Written exercise: Gather all lines with the word "houses" in them.
════════════════════
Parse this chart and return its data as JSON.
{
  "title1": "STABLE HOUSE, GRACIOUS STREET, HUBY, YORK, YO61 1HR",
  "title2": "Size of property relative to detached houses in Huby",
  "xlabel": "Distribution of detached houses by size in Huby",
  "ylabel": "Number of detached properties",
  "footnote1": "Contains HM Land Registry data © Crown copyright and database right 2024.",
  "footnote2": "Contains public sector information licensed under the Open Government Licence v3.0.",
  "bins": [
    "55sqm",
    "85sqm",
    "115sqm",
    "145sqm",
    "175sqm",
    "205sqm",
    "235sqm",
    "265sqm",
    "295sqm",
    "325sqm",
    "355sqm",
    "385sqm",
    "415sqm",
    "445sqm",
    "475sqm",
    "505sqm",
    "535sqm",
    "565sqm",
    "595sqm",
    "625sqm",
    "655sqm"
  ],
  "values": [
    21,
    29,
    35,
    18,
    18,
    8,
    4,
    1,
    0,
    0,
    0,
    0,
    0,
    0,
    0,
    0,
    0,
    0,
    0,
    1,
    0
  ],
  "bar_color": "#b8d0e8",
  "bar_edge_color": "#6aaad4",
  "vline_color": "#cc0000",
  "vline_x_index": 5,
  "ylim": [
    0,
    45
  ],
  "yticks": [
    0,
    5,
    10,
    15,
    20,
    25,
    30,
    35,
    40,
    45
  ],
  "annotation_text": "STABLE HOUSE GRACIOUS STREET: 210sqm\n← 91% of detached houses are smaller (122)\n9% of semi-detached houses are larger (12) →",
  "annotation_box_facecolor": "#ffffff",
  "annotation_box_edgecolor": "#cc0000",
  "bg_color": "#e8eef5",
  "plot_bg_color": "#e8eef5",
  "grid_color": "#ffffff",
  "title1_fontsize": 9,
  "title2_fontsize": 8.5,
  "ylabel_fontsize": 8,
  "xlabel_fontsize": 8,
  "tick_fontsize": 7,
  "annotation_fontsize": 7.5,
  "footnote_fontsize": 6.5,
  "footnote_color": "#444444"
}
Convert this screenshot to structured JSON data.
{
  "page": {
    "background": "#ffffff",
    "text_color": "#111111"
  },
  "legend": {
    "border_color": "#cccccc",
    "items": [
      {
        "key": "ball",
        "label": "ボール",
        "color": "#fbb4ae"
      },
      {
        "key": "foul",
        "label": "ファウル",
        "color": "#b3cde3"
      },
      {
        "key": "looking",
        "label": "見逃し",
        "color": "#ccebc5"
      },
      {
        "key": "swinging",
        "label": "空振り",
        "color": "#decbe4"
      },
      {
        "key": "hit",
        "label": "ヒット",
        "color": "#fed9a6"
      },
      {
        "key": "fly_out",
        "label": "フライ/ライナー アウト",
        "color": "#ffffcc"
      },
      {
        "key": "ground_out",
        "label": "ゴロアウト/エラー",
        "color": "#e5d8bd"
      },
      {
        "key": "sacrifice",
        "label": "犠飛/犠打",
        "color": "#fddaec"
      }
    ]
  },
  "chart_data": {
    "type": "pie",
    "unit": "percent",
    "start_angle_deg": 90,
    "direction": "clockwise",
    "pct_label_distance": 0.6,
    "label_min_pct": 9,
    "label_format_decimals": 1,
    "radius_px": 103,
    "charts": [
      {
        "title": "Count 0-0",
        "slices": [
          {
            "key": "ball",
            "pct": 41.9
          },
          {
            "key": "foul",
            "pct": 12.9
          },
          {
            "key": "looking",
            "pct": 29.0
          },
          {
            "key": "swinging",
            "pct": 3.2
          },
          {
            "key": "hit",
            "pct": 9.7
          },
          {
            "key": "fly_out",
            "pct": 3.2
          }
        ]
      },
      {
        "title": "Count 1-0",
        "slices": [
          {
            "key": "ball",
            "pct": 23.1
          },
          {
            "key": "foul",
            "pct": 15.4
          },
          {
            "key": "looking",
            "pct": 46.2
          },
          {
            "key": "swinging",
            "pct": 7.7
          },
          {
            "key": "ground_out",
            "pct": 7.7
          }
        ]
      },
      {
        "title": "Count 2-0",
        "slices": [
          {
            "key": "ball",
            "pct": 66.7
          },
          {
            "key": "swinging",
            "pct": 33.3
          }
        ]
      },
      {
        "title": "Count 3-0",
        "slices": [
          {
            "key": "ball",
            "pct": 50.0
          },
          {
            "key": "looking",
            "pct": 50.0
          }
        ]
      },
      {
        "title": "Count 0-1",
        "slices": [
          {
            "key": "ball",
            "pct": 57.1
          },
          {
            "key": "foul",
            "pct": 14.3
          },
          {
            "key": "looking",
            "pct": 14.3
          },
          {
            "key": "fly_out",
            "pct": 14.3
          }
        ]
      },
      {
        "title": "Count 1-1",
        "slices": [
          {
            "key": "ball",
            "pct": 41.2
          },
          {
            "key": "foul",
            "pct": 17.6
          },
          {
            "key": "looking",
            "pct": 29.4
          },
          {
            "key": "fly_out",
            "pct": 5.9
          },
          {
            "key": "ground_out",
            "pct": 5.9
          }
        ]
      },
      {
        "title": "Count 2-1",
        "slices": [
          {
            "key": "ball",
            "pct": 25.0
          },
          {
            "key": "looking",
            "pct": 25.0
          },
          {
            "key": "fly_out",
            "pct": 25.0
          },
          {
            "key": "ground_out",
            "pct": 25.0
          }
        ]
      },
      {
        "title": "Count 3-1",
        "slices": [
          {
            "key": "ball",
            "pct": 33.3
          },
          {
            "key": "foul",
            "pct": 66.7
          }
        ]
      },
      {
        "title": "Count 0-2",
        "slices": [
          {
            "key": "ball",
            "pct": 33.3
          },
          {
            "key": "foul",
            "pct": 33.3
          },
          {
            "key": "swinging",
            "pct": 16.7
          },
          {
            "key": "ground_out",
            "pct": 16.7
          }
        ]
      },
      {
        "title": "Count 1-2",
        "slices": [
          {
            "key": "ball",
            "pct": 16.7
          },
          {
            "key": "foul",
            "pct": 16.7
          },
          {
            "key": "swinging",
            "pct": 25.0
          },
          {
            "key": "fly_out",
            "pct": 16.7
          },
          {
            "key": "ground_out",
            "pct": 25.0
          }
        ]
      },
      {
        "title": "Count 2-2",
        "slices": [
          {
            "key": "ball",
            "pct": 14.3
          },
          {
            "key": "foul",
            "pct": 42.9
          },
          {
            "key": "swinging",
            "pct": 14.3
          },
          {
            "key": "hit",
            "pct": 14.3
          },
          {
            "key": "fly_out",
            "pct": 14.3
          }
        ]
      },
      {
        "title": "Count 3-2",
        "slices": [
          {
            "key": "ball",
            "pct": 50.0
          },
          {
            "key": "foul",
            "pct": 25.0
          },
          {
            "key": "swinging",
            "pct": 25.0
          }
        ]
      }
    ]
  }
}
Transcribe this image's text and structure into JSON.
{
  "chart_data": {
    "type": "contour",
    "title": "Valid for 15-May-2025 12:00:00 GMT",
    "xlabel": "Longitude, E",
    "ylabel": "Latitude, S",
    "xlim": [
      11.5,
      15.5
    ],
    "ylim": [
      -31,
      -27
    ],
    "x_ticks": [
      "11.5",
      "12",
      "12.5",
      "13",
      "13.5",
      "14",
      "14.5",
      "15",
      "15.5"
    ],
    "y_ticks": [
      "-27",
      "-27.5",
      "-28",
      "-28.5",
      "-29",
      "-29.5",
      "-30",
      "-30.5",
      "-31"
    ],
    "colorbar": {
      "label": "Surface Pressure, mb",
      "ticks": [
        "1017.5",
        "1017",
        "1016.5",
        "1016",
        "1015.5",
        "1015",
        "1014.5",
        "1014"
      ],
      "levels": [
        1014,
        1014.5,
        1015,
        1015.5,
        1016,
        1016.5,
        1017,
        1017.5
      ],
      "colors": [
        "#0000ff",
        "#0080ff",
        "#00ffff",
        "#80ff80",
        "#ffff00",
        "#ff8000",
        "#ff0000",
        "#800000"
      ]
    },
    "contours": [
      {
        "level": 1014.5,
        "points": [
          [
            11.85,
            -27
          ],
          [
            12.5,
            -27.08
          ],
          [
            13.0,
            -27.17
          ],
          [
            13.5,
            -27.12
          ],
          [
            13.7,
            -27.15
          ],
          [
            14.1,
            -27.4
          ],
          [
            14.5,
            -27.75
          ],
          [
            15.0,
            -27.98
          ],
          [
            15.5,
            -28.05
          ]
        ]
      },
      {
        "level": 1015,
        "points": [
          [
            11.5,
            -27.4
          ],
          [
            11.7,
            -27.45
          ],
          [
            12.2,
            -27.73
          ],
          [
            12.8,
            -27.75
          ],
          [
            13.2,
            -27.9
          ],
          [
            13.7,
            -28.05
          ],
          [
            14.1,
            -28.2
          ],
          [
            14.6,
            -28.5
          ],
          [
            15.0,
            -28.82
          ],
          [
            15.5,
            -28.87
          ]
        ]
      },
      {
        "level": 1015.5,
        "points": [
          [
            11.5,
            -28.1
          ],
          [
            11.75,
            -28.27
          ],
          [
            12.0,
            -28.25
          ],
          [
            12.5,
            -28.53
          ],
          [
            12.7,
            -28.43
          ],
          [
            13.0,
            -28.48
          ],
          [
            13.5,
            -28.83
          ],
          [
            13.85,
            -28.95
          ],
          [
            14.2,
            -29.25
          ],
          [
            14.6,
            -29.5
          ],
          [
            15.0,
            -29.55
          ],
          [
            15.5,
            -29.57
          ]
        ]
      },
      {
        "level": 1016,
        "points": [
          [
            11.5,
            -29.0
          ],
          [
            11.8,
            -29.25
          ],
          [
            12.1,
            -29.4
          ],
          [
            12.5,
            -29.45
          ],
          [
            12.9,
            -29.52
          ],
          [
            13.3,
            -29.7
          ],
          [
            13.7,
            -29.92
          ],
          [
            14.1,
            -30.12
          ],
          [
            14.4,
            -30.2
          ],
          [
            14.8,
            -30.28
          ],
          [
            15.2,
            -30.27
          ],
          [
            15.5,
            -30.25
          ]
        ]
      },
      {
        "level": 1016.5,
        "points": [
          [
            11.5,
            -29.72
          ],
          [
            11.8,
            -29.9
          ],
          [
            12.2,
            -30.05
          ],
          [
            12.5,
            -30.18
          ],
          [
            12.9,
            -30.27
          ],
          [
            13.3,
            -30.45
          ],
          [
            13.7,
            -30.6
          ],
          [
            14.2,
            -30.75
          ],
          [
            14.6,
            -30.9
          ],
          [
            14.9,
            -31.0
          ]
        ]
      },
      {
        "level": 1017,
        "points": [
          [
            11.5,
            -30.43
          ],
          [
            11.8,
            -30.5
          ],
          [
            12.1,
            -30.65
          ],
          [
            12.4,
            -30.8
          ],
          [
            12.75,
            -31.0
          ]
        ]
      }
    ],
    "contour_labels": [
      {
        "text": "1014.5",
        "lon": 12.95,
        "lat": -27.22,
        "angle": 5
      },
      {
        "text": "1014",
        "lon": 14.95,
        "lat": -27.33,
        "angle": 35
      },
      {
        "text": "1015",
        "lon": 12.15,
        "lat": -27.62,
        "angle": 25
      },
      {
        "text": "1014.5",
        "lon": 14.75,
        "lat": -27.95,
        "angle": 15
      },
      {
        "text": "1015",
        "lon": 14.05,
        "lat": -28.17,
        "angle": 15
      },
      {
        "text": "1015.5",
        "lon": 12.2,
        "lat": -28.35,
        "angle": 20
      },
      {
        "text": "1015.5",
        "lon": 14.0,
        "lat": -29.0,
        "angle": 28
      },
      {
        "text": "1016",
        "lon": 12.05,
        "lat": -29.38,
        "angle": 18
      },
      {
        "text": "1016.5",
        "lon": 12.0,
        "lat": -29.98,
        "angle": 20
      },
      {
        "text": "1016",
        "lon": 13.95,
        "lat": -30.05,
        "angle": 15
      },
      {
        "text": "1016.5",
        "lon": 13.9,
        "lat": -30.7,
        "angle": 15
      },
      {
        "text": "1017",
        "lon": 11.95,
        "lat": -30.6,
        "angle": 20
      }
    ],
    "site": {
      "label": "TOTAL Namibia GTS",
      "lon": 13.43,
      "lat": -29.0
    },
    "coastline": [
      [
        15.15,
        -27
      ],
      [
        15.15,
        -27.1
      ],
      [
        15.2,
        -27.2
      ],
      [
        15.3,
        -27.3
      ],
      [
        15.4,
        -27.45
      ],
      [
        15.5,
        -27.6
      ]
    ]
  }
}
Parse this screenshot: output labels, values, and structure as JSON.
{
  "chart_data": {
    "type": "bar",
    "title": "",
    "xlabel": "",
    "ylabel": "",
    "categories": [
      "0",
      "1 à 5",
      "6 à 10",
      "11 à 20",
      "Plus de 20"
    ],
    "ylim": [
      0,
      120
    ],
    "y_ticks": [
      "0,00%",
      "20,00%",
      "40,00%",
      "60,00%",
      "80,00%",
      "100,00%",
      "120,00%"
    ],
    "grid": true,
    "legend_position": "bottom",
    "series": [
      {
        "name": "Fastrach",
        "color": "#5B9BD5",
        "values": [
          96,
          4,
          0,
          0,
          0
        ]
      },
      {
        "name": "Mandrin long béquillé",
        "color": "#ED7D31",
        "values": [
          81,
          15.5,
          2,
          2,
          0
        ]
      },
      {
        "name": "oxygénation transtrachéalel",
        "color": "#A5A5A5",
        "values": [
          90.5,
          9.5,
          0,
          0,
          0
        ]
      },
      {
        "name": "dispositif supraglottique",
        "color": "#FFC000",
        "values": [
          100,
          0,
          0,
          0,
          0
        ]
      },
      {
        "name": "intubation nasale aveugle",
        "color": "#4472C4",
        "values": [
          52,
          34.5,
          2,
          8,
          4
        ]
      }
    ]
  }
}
════════════════════
Output for this exercise:
  "title2": "Size of property relative to detached houses in Huby",
  "xlabel": "Distribution of detached houses by size in Huby",
  "annotation_text": "STABLE HOUSE GRACIOUS STREET: 210sqm\n← 91% of detached houses are smaller (122)\n9% of semi-detached houses are larger (12) →",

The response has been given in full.